### Data provided ###

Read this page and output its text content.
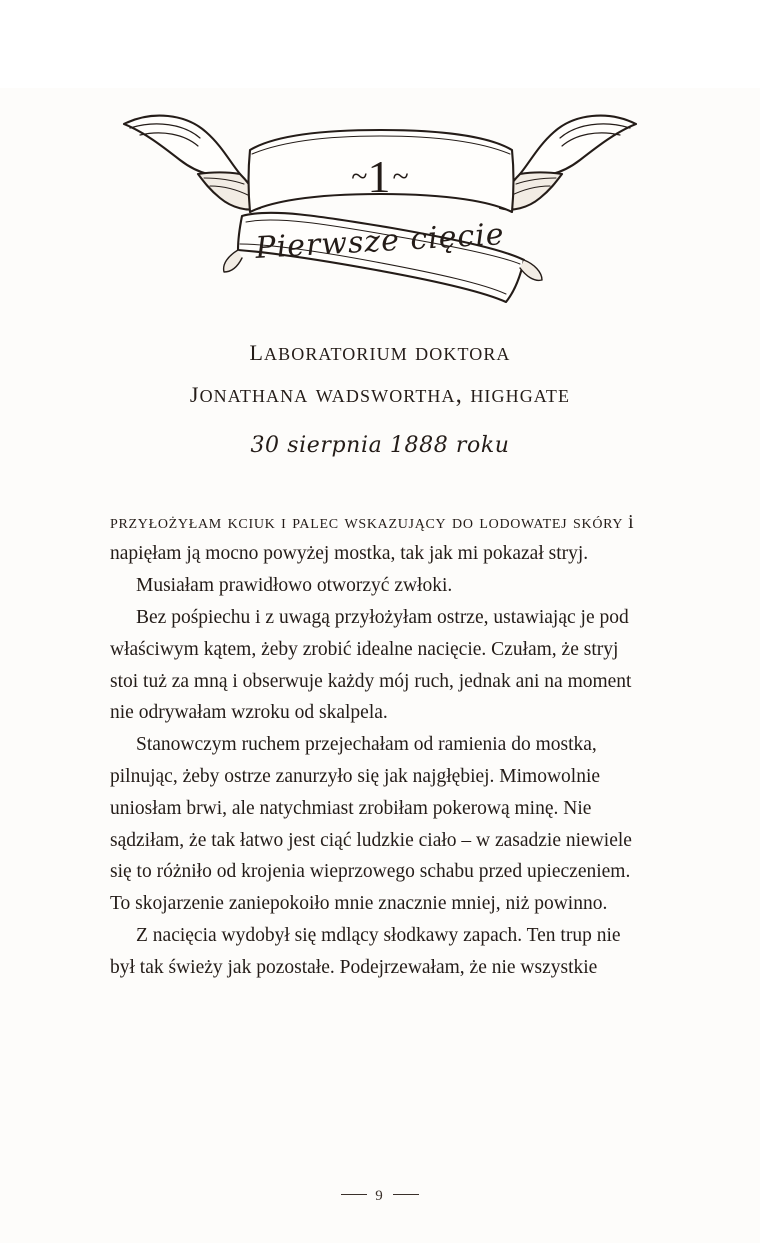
~1~
Pierwsze cięcie
laboratorium doktora
jonathana wadswortha, highgate
30 sierpnia 1888 roku

przyłożyłam kciuk i palec wskazujący do lodowatej skóry i napięłam ją mocno powyżej mostka, tak jak mi pokazał stryj.

Musiałam prawidłowo otworzyć zwłoki.

Bez pośpiechu i z uwagą przyłożyłam ostrze, ustawiając je pod właściwym kątem, żeby zrobić idealne nacięcie. Czułam, że stryj stoi tuż za mną i obserwuje każdy mój ruch, jednak ani na moment nie odrywałam wzroku od skalpela.

Stanowczym ruchem przejechałam od ramienia do mostka, pilnując, żeby ostrze zanurzyło się jak najgłębiej. Mimowolnie uniosłam brwi, ale natychmiast zrobiłam pokerową minę. Nie sądziłam, że tak łatwo jest ciąć ludzkie ciało – w zasadzie niewiele się to różniło od krojenia wieprzowego schabu przed upieczeniem. To skojarzenie zaniepokoiło mnie znacznie mniej, niż powinno.

Z nacięcia wydobył się mdlący słodkawy zapach. Ten trup nie był tak świeży jak pozostałe. Podejrzewałam, że nie wszystkie

9
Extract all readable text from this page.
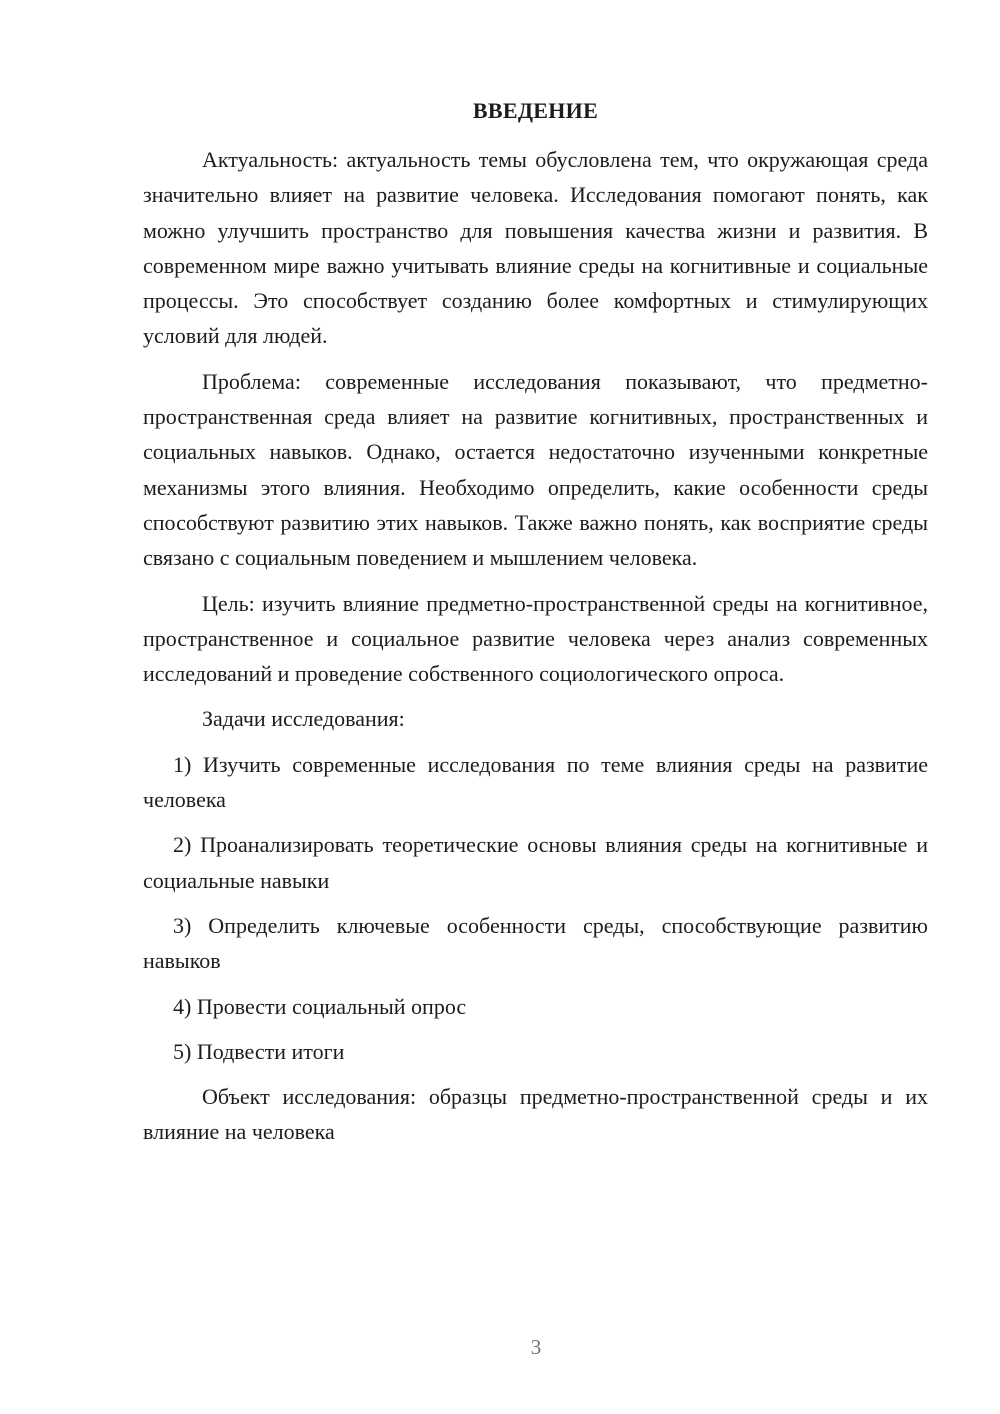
ВВЕДЕНИЕ

Актуальность: актуальность темы обусловлена тем, что окружающая среда значительно влияет на развитие человека. Исследования помогают понять, как можно улучшить пространство для повышения качества жизни и развития. В современном мире важно учитывать влияние среды на когнитивные и социальные процессы. Это способствует созданию более комфортных и стимулирующих условий для людей.

Проблема: современные исследования показывают, что предметно-пространственная среда влияет на развитие когнитивных, пространственных и социальных навыков. Однако, остается недостаточно изученными конкретные механизмы этого влияния. Необходимо определить, какие особенности среды способствуют развитию этих навыков. Также важно понять, как восприятие среды связано с социальным поведением и мышлением человека.

Цель: изучить влияние предметно-пространственной среды на когнитивное, пространственное и социальное развитие человека через анализ современных исследований и проведение собственного социологического опроса.

Задачи исследования:

1) Изучить современные исследования по теме влияния среды на развитие человека

2) Проанализировать теоретические основы влияния среды на когнитивные и социальные навыки

3) Определить ключевые особенности среды, способствующие развитию навыков

4) Провести социальный опрос

5) Подвести итоги

Объект исследования: образцы предметно-пространственной среды и их влияние на человека

3
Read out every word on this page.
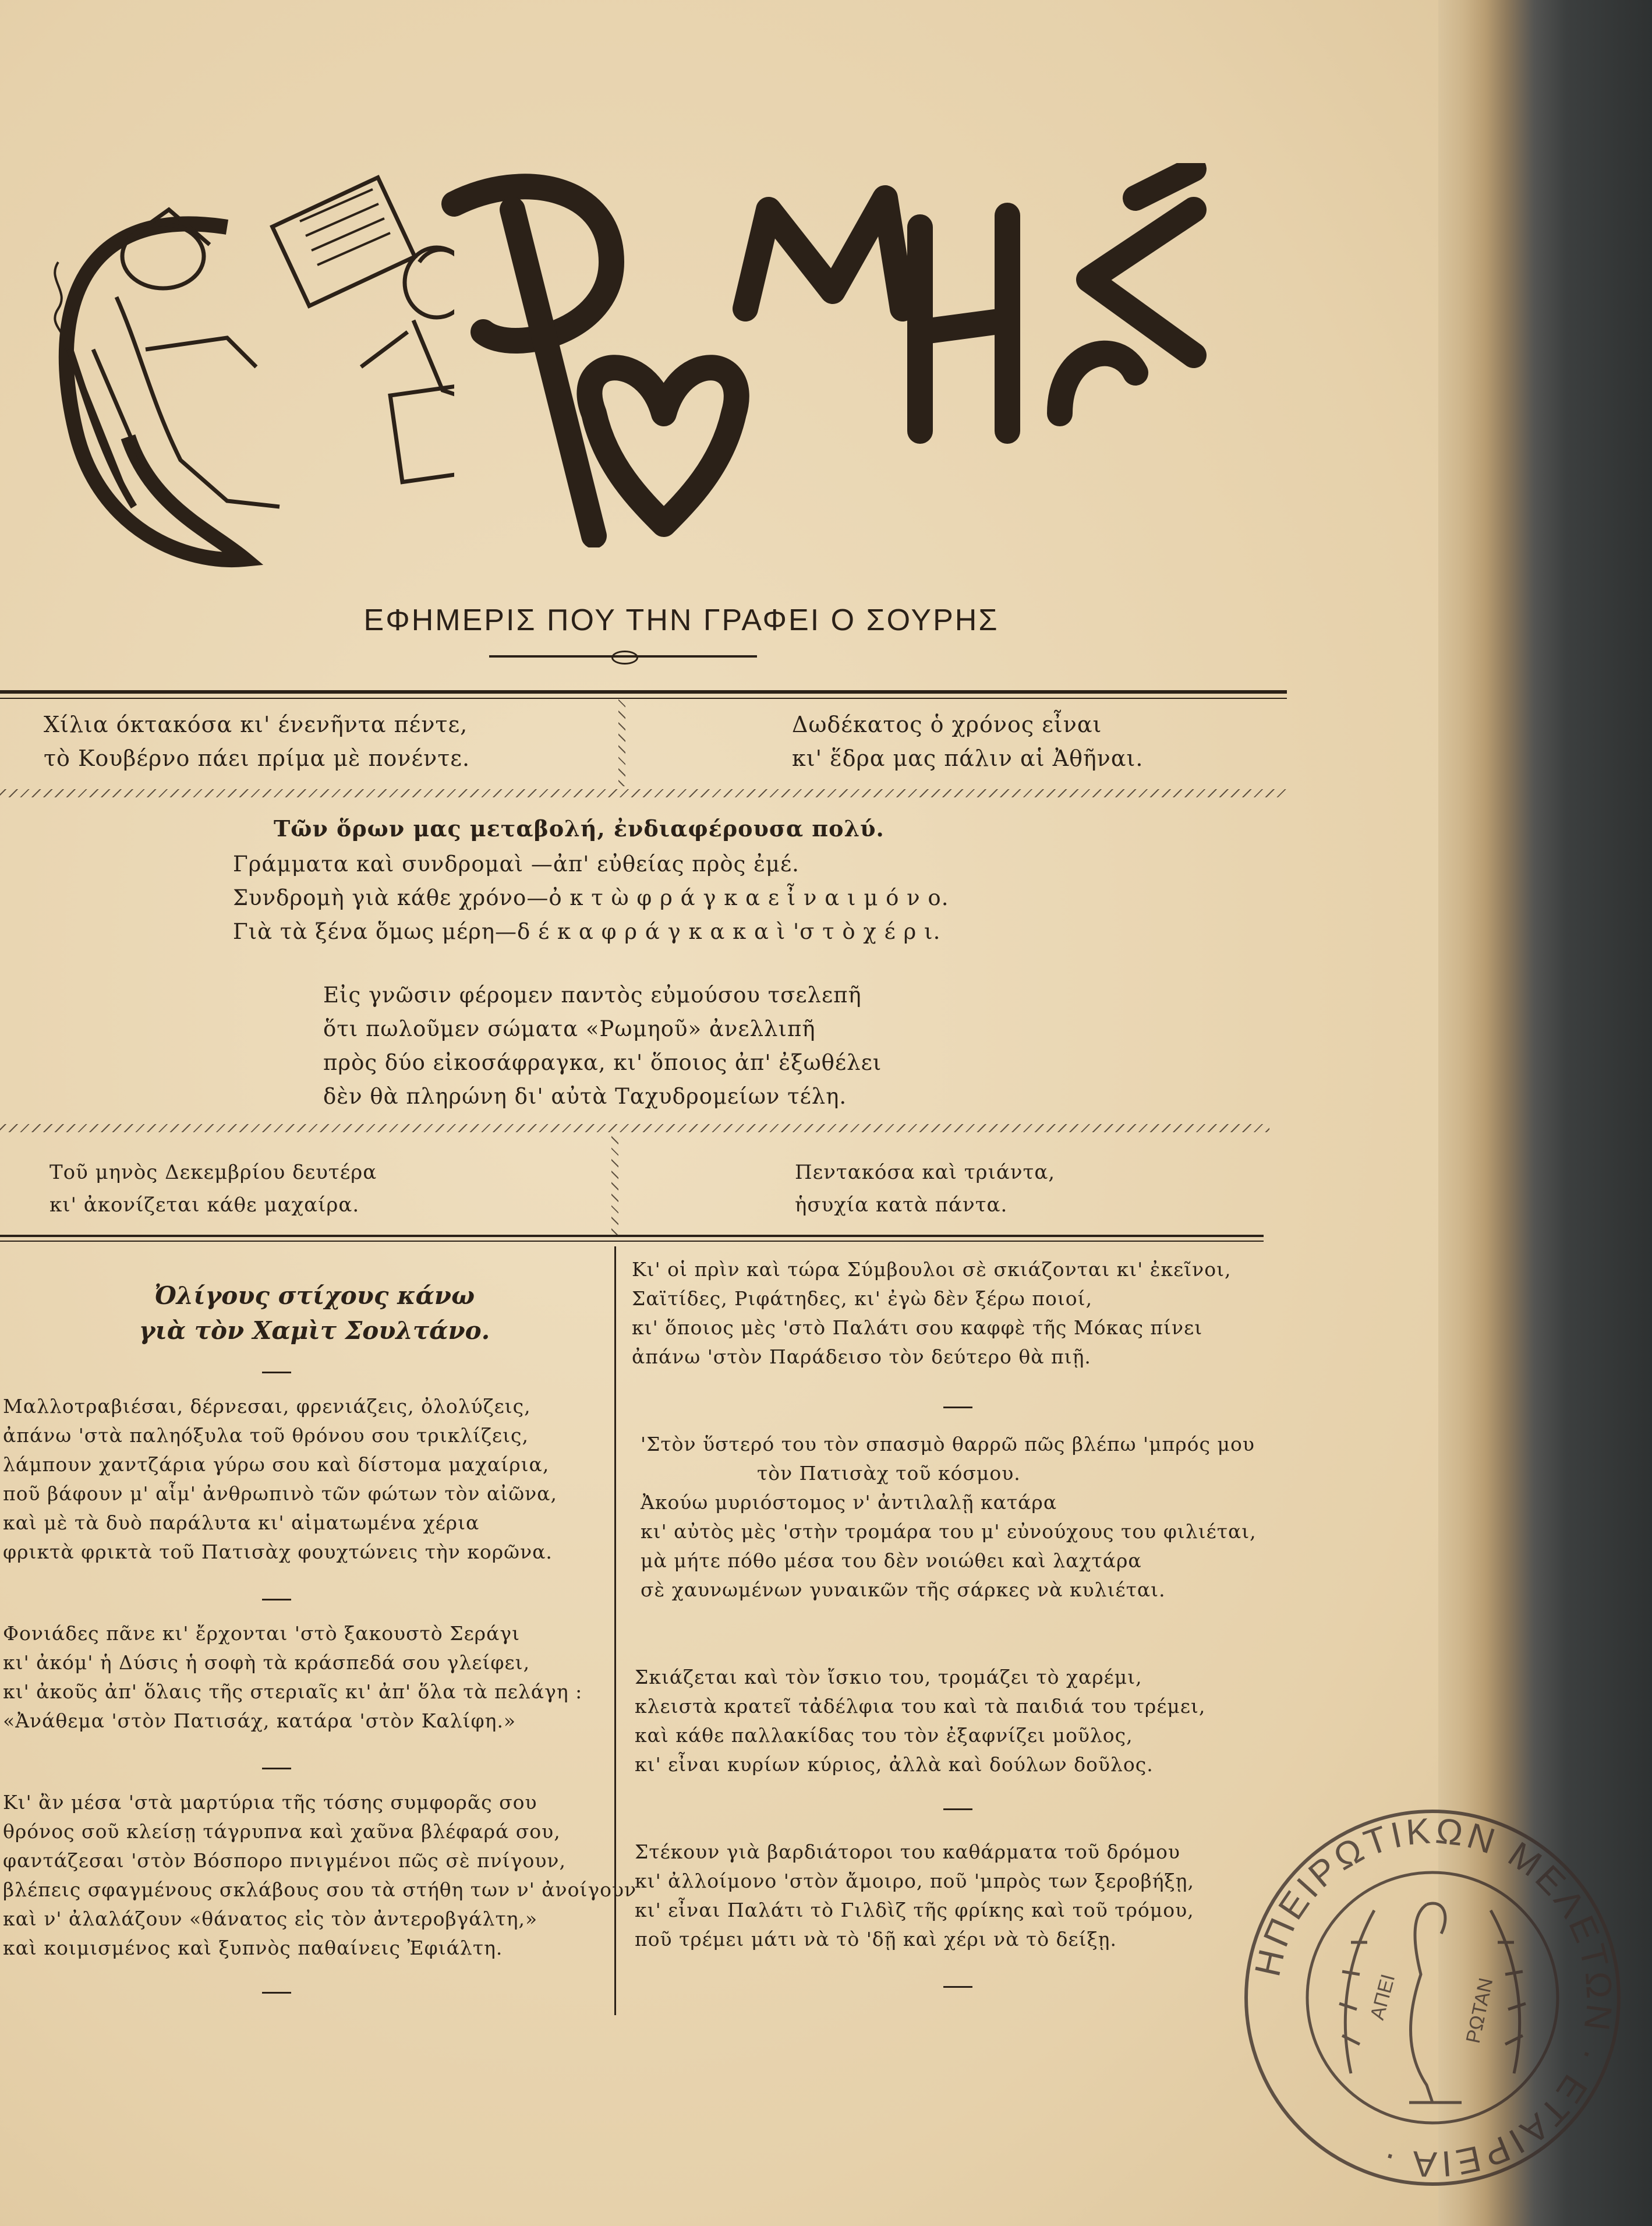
ΕΦΗΜΕΡΙΣ ΠΟΥ ΤΗΝ ΓΡΑΦΕΙ Ο ΣΟΥΡΗΣ
Χίλια όκτακόσα κι' ένενῆντα πέντε,
τὸ Κουβέρνο πάει πρίμα μὲ πονέντε.
Δωδέκατος ὁ χρόνος εἶναι
κι' ἕδρα μας πάλιν αἱ Ἀθῆναι.
Τῶν ὅρων μας μεταβολή, ἐνδιαφέρουσα πολύ.
Γράμματα καὶ συνδρομαὶ —ἀπ' εὐθείας πρὸς ἐμέ.
Συνδρομὴ γιὰ κάθε χρόνο—ὀ κ τ ὼ φ ρ ά γ κ α ε ἶ ν α ι μ ό ν ο.
Γιὰ τὰ ξένα ὅμως μέρη—δ έ κ α φ ρ ά γ κ α κ α ὶ 'σ τ ὸ χ έ ρ ι.
Εἰς γνῶσιν φέρομεν παντὸς εὐμούσου τσελεπῆ
ὅτι πωλοῦμεν σώματα «Ρωμηοῦ» ἀνελλιπῆ
πρὸς δύο εἰκοσάφραγκα, κι' ὅποιος ἀπ' ἐξωθέλει
δὲν θὰ πληρώνη δι' αὐτὰ Ταχυδρομείων τέλη.
Τοῦ μηνὸς Δεκεμβρίου δευτέρα
κι' ἀκονίζεται κάθε μαχαίρα.
Πεντακόσα καὶ τριάντα,
ἡσυχία κατὰ πάντα.
Ὀλίγους στίχους κάνω
γιὰ τὸν Χαμὶτ Σουλτάνο.
Μαλλοτραβιέσαι, δέρνεσαι, φρενιάζεις, ὀλολύζεις,
ἀπάνω 'στὰ παληόξυλα τοῦ θρόνου σου τρικλίζεις,
λάμπουν χαντζάρια γύρω σου καὶ δίστομα μαχαίρια,
ποῦ βάφουν μ' αἷμ' ἀνθρωπινὸ τῶν φώτων τὸν αἰῶνα,
καὶ μὲ τὰ δυὸ παράλυτα κι' αἱματωμένα χέρια
φρικτὰ φρικτὰ τοῦ Πατισὰχ φουχτώνεις τὴν κορῶνα.
Φονιάδες πᾶνε κι' ἔρχονται 'στὸ ξακουστὸ Σεράγι
κι' ἀκόμ' ἡ Δύσις ἡ σοφὴ τὰ κράσπεδά σου γλείφει,
κι' ἀκοῦς ἀπ' ὅλαις τῆς στεριαῖς κι' ἀπ' ὅλα τὰ πελάγη :
«Ἀνάθεμα 'στὸν Πατισάχ, κατάρα 'στὸν Καλίφη.»
Κι' ἂν μέσα 'στὰ μαρτύρια τῆς τόσης συμφορᾶς σου
θρόνος σοῦ κλείσῃ τάγρυπνα καὶ χαῦνα βλέφαρά σου,
φαντάζεσαι 'στὸν Βόσπορο πνιγμένοι πῶς σὲ πνίγουν,
βλέπεις σφαγμένους σκλάβους σου τὰ στήθη των ν' ἀνοίγουν
καὶ ν' ἀλαλάζουν «θάνατος εἰς τὸν ἀντεροβγάλτη,»
καὶ κοιμισμένος καὶ ξυπνὸς παθαίνεις Ἐφιάλτη.
Κι' οἱ πρὶν καὶ τώρα Σύμβουλοι σὲ σκιάζονται κι' ἐκεῖνοι,
Σαϊτίδες, Ριφάτηδες, κι' ἐγὼ δὲν ξέρω ποιοί,
κι' ὅποιος μὲς 'στὸ Παλάτι σου καφφὲ τῆς Μόκας πίνει
ἀπάνω 'στὸν Παράδεισο τὸν δεύτερο θὰ πιῇ.
'Στὸν ὕστερό του τὸν σπασμὸ θαρρῶ πῶς βλέπω 'μπρός μου
τὸν Πατισὰχ τοῦ κόσμου.
Ἀκούω μυριόστομος ν' ἀντιλαλῇ κατάρα
κι' αὐτὸς μὲς 'στὴν τρομάρα του μ' εὐνούχους του φιλιέται,
μὰ μήτε πόθο μέσα του δὲν νοιώθει καὶ λαχτάρα
σὲ χαυνωμένων γυναικῶν τῆς σάρκες νὰ κυλιέται.
Σκιάζεται καὶ τὸν ἴσκιο του, τρομάζει τὸ χαρέμι,
κλειστὰ κρατεῖ τἀδέλφια του καὶ τὰ παιδιά του τρέμει,
καὶ κάθε παλλακίδας του τὸν ἐξαφνίζει μοῦλος,
κι' εἶναι κυρίων κύριος, ἀλλὰ καὶ δούλων δοῦλος.
Στέκουν γιὰ βαρδιάτοροι του καθάρματα τοῦ δρόμου
κι' ἀλλοίμονο 'στὸν ἄμοιρο, ποῦ 'μπρὸς των ξεροβήξῃ,
κι' εἶναι Παλάτι τὸ Γιλδὶζ τῆς φρίκης καὶ τοῦ τρόμου,
ποῦ τρέμει μάτι νὰ τὸ 'δῇ καὶ χέρι νὰ τὸ δείξῃ.
ΗΠΕΙΡΩΤΙΚΩΝ ΜΕΛΕΤΩΝ · ΕΤΑΙΡΕΙΑ ·
ΑΠΕΙ	ΡΩΤΑΝ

###

Prompt> From the entries above, extract every line where the word "εἶναι" appears.

Task answer>
Δωδέκατος ὁ χρόνος εἶναι
κι' εἶναι κυρίων κύριος, ἀλλὰ καὶ δούλων δοῦλος.
κι' εἶναι Παλάτι τὸ Γιλδὶζ τῆς φρίκης καὶ τοῦ τρόμου,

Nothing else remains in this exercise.